*Task:*
Reproduce every line of the data below word for word, with nothing changed.

-----

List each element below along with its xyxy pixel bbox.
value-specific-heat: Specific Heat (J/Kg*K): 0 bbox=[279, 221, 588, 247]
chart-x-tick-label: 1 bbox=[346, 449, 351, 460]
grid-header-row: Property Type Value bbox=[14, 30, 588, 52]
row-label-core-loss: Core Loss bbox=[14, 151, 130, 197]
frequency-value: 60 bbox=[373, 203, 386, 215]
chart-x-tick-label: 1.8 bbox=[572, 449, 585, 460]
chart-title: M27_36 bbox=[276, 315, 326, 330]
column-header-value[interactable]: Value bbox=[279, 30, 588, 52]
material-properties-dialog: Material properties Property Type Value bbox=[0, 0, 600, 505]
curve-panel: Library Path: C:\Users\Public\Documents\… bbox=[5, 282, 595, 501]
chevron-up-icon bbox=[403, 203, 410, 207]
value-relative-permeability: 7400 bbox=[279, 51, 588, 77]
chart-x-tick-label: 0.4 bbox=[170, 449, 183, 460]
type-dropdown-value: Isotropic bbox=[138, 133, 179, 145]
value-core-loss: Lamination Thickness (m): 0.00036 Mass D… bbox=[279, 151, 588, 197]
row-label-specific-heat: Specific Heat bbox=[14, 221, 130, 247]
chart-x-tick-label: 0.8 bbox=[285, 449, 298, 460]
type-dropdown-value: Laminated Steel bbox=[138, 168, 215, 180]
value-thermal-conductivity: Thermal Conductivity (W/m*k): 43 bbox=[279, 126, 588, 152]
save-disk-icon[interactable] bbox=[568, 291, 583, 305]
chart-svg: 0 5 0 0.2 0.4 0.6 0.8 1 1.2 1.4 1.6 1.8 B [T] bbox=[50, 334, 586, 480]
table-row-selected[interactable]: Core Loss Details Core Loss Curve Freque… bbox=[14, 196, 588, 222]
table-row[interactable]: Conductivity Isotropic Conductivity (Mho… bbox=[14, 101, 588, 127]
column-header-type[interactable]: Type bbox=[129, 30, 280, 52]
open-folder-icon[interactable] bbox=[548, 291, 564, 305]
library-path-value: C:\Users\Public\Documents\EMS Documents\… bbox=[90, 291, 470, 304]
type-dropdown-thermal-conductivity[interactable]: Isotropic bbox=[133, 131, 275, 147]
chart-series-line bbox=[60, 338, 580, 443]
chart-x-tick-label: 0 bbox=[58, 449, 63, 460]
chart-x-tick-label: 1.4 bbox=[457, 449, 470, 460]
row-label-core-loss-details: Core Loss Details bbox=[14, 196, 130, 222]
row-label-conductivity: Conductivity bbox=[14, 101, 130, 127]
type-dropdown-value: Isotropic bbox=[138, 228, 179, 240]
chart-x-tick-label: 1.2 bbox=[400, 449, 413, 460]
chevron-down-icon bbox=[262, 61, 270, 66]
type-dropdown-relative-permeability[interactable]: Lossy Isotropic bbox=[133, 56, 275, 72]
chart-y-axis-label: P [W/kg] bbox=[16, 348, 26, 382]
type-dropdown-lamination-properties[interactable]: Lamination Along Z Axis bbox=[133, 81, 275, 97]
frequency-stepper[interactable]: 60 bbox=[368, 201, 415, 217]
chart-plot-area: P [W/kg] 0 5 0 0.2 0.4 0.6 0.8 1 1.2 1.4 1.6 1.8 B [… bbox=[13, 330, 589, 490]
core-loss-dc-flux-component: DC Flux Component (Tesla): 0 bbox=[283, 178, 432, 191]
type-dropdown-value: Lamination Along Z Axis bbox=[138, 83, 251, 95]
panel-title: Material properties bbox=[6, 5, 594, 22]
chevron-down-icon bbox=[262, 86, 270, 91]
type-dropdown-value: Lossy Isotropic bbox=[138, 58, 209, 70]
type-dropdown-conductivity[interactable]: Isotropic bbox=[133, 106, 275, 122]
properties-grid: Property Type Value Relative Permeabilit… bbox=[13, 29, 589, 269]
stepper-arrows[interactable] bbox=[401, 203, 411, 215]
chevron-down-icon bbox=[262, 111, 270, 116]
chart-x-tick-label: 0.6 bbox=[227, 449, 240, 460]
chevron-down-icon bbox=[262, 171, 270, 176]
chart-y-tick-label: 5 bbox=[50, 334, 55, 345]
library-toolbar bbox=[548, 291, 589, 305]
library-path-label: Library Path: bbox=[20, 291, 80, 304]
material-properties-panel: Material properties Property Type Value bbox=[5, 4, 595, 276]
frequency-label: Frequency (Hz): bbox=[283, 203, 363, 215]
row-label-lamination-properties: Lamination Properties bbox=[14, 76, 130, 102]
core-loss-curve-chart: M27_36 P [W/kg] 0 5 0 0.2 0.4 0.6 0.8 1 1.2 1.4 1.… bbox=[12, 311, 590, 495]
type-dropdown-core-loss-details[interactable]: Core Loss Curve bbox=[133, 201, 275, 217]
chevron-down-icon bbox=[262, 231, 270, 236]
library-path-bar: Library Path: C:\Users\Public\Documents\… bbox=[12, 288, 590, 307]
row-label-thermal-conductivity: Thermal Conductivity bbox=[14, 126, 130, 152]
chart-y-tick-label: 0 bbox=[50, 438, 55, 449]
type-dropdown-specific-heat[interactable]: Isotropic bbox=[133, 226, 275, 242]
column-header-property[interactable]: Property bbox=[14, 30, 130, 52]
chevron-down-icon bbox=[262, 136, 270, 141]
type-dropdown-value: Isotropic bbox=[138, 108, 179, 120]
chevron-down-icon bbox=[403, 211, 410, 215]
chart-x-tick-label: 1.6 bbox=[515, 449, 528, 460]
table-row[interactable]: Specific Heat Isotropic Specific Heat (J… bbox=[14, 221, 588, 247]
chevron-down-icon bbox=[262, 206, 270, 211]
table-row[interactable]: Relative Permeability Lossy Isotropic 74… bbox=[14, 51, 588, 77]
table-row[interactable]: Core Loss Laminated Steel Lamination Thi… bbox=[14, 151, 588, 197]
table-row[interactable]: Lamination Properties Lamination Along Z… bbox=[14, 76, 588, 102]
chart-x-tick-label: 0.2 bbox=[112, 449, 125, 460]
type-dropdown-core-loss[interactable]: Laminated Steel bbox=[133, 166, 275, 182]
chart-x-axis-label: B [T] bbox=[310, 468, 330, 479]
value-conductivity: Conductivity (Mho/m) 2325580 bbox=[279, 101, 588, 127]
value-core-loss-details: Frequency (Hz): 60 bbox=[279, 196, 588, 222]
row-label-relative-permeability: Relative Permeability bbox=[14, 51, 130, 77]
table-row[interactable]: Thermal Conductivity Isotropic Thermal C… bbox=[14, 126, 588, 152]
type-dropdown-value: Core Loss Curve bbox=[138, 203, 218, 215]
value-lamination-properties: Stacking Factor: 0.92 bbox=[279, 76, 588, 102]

-----

*Reply:*
List each element below along with its xyxy pixel bbox.
value-specific-heat: Specific Heat (J/Kg*K): 0 bbox=[279, 221, 588, 247]
chart-x-tick-label: 1 bbox=[346, 449, 351, 460]
grid-header-row: Property Type Value bbox=[14, 30, 588, 52]
row-label-core-loss: Core Loss bbox=[14, 151, 130, 197]
frequency-value: 60 bbox=[373, 203, 386, 215]
chart-x-tick-label: 1.8 bbox=[572, 449, 585, 460]
chart-title: M27_36 bbox=[276, 315, 326, 330]
column-header-value[interactable]: Value bbox=[279, 30, 588, 52]
material-properties-dialog: Material properties Property Type Value bbox=[0, 0, 600, 505]
curve-panel: Library Path: C:\Users\Public\Documents\… bbox=[5, 282, 595, 501]
chevron-up-icon bbox=[403, 203, 410, 207]
value-relative-permeability: 7400 bbox=[279, 51, 588, 77]
chart-x-tick-label: 0.4 bbox=[170, 449, 183, 460]
type-dropdown-value: Isotropic bbox=[138, 133, 179, 145]
value-core-loss: Lamination Thickness (m): 0.00036 Mass D… bbox=[279, 151, 588, 197]
row-label-specific-heat: Specific Heat bbox=[14, 221, 130, 247]
chart-x-tick-label: 0.8 bbox=[285, 449, 298, 460]
type-dropdown-value: Laminated Steel bbox=[138, 168, 215, 180]
value-thermal-conductivity: Thermal Conductivity (W/m*k): 43 bbox=[279, 126, 588, 152]
save-disk-icon[interactable] bbox=[568, 291, 583, 305]
chart-svg: 0 5 0 0.2 0.4 0.6 0.8 1 1.2 1.4 1.6 1.8 B [T] bbox=[50, 334, 586, 480]
table-row-selected[interactable]: Core Loss Details Core Loss Curve Freque… bbox=[14, 196, 588, 222]
table-row[interactable]: Conductivity Isotropic Conductivity (Mho… bbox=[14, 101, 588, 127]
column-header-type[interactable]: Type bbox=[129, 30, 280, 52]
open-folder-icon[interactable] bbox=[548, 291, 564, 305]
library-path-value: C:\Users\Public\Documents\EMS Documents\… bbox=[90, 291, 470, 304]
type-dropdown-thermal-conductivity[interactable]: Isotropic bbox=[133, 131, 275, 147]
chart-series-line bbox=[60, 338, 580, 443]
chart-x-tick-label: 0 bbox=[58, 449, 63, 460]
chart-x-tick-label: 1.4 bbox=[457, 449, 470, 460]
row-label-core-loss-details: Core Loss Details bbox=[14, 196, 130, 222]
row-label-conductivity: Conductivity bbox=[14, 101, 130, 127]
type-dropdown-value: Isotropic bbox=[138, 228, 179, 240]
chart-x-tick-label: 1.2 bbox=[400, 449, 413, 460]
chevron-down-icon bbox=[262, 61, 270, 66]
type-dropdown-relative-permeability[interactable]: Lossy Isotropic bbox=[133, 56, 275, 72]
chart-y-axis-label: P [W/kg] bbox=[16, 348, 26, 382]
type-dropdown-lamination-properties[interactable]: Lamination Along Z Axis bbox=[133, 81, 275, 97]
frequency-stepper[interactable]: 60 bbox=[368, 201, 415, 217]
chart-plot-area: P [W/kg] 0 5 0 0.2 0.4 0.6 0.8 1 1.2 1.4 1.6 1.8 B [… bbox=[13, 330, 589, 490]
core-loss-dc-flux-component: DC Flux Component (Tesla): 0 bbox=[283, 178, 432, 191]
type-dropdown-value: Lamination Along Z Axis bbox=[138, 83, 251, 95]
panel-title: Material properties bbox=[6, 5, 594, 22]
chevron-down-icon bbox=[262, 86, 270, 91]
type-dropdown-value: Lossy Isotropic bbox=[138, 58, 209, 70]
type-dropdown-conductivity[interactable]: Isotropic bbox=[133, 106, 275, 122]
properties-grid: Property Type Value Relative Permeabilit… bbox=[13, 29, 589, 269]
stepper-arrows[interactable] bbox=[401, 203, 411, 215]
chevron-down-icon bbox=[262, 111, 270, 116]
chart-x-tick-label: 0.6 bbox=[227, 449, 240, 460]
chevron-down-icon bbox=[262, 171, 270, 176]
chart-y-tick-label: 5 bbox=[50, 334, 55, 345]
library-toolbar bbox=[548, 291, 589, 305]
library-path-label: Library Path: bbox=[20, 291, 80, 304]
material-properties-panel: Material properties Property Type Value bbox=[5, 4, 595, 276]
frequency-label: Frequency (Hz): bbox=[283, 203, 363, 215]
row-label-lamination-properties: Lamination Properties bbox=[14, 76, 130, 102]
core-loss-curve-chart: M27_36 P [W/kg] 0 5 0 0.2 0.4 0.6 0.8 1 1.2 1.4 1.… bbox=[12, 311, 590, 495]
type-dropdown-core-loss-details[interactable]: Core Loss Curve bbox=[133, 201, 275, 217]
chevron-down-icon bbox=[262, 231, 270, 236]
library-path-bar: Library Path: C:\Users\Public\Documents\… bbox=[12, 288, 590, 307]
row-label-thermal-conductivity: Thermal Conductivity bbox=[14, 126, 130, 152]
chart-y-tick-label: 0 bbox=[50, 438, 55, 449]
type-dropdown-specific-heat[interactable]: Isotropic bbox=[133, 226, 275, 242]
column-header-property[interactable]: Property bbox=[14, 30, 130, 52]
chevron-down-icon bbox=[262, 136, 270, 141]
type-dropdown-value: Isotropic bbox=[138, 108, 179, 120]
chevron-down-icon bbox=[403, 211, 410, 215]
chart-x-tick-label: 1.6 bbox=[515, 449, 528, 460]
table-row[interactable]: Specific Heat Isotropic Specific Heat (J… bbox=[14, 221, 588, 247]
chevron-down-icon bbox=[262, 206, 270, 211]
table-row[interactable]: Relative Permeability Lossy Isotropic 74… bbox=[14, 51, 588, 77]
table-row[interactable]: Core Loss Laminated Steel Lamination Thi… bbox=[14, 151, 588, 197]
table-row[interactable]: Lamination Properties Lamination Along Z… bbox=[14, 76, 588, 102]
chart-x-tick-label: 0.2 bbox=[112, 449, 125, 460]
type-dropdown-core-loss[interactable]: Laminated Steel bbox=[133, 166, 275, 182]
chart-x-axis-label: B [T] bbox=[310, 468, 330, 479]
value-conductivity: Conductivity (Mho/m) 2325580 bbox=[279, 101, 588, 127]
value-core-loss-details: Frequency (Hz): 60 bbox=[279, 196, 588, 222]
row-label-relative-permeability: Relative Permeability bbox=[14, 51, 130, 77]
table-row[interactable]: Thermal Conductivity Isotropic Thermal C… bbox=[14, 126, 588, 152]
type-dropdown-value: Core Loss Curve bbox=[138, 203, 218, 215]
value-lamination-properties: Stacking Factor: 0.92 bbox=[279, 76, 588, 102]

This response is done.